▶ _DATA LINES_:
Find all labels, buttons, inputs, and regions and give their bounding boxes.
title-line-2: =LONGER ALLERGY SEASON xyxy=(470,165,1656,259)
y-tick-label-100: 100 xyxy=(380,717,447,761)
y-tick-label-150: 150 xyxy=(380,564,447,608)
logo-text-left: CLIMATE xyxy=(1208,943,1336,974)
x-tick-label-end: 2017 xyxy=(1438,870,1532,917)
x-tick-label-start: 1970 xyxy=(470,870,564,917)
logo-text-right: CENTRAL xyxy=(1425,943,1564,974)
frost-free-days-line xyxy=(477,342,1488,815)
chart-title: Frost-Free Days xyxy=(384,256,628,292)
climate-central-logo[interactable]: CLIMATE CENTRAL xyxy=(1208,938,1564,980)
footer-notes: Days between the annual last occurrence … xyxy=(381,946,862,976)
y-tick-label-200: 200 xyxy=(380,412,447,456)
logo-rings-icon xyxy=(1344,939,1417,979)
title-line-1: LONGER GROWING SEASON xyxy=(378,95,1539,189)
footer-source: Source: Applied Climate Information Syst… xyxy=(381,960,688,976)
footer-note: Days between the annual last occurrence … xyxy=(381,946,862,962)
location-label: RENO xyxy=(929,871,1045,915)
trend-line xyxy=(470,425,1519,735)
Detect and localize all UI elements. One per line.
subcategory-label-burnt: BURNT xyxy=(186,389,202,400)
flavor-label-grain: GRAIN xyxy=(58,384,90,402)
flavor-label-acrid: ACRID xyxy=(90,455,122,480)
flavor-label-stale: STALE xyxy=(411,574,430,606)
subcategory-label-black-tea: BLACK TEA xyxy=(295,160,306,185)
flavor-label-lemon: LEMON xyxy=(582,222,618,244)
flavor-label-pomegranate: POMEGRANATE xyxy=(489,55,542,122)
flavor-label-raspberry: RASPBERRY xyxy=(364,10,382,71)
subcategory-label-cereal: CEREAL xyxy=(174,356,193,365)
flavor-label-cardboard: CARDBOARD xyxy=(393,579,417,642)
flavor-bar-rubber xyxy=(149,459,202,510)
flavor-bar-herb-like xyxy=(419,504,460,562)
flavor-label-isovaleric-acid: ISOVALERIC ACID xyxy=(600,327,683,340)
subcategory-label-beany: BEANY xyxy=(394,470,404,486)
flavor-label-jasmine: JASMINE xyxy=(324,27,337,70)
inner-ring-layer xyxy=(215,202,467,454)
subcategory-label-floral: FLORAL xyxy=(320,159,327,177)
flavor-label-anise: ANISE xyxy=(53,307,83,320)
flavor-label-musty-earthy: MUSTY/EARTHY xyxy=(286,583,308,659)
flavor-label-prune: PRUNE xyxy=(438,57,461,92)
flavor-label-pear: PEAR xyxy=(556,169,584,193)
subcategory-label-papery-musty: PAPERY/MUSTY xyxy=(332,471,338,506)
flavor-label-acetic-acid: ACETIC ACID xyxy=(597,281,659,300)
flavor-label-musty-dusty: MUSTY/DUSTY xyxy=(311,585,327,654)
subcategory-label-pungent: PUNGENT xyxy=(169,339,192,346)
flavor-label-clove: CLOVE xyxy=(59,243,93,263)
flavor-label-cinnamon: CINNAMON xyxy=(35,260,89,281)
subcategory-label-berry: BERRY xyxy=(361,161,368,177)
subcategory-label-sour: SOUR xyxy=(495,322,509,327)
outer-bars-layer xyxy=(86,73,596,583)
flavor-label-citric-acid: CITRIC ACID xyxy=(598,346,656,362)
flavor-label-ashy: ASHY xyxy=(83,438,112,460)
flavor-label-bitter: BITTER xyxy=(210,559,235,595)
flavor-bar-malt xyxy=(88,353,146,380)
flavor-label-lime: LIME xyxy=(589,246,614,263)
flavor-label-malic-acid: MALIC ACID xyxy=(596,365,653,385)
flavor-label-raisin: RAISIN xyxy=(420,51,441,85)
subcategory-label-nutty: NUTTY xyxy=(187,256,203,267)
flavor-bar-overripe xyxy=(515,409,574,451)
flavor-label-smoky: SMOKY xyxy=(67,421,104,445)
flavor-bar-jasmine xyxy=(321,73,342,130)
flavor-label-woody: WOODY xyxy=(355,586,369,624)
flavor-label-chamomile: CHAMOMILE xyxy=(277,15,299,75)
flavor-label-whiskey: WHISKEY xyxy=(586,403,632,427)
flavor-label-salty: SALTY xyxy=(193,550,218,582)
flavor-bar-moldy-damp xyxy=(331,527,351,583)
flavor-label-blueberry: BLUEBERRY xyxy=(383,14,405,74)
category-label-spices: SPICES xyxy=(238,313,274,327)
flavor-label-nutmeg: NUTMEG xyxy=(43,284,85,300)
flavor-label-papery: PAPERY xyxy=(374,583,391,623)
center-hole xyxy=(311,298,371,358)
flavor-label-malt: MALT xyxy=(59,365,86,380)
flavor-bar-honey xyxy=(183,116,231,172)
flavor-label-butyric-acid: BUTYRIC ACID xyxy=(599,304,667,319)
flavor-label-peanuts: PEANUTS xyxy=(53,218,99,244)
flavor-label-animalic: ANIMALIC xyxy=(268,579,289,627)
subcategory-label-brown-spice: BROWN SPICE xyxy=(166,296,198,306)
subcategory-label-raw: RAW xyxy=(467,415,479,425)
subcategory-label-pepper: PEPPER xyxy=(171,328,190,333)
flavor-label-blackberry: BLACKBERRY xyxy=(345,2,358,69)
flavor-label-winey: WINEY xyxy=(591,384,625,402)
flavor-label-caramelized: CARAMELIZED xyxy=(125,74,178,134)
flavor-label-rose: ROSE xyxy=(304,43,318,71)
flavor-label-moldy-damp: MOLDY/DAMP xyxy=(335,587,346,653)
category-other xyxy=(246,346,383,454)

▶ _WORK REQUIRED_: Extract every line of the records that contains the word "text".

▶ _EXERCISE SOLUTION_:
logo-text-left: CLIMATE xyxy=(1208,943,1336,974)
logo-text-right: CENTRAL xyxy=(1425,943,1564,974)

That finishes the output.